• [Provided records]:
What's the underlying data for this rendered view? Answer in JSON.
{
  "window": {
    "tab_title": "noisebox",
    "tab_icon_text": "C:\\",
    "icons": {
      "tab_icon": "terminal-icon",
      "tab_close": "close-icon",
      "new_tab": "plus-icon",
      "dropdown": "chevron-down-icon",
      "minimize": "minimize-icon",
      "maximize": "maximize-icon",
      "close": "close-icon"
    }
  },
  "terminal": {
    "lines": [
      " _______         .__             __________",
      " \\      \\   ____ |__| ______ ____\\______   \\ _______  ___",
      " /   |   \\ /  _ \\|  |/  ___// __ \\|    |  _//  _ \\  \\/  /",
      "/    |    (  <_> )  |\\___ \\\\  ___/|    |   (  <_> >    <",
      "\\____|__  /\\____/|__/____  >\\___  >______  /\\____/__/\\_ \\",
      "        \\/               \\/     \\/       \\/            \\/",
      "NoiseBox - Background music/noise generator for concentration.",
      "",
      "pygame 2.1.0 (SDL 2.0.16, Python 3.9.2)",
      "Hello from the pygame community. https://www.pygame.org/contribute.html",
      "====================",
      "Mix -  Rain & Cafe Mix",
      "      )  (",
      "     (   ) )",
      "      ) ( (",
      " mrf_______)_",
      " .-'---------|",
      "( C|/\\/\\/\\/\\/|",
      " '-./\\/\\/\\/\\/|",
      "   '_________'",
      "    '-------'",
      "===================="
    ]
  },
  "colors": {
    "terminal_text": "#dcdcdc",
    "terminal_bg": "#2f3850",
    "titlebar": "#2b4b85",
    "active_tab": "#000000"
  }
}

• [What the task asks]:
Copy each line above that contains the string "pygame".

• [Exercise output]:
      "pygame 2.1.0 (SDL 2.0.16, Python 3.9.2)",
      "Hello from the pygame community. https://www.pygame.org/contribute.html",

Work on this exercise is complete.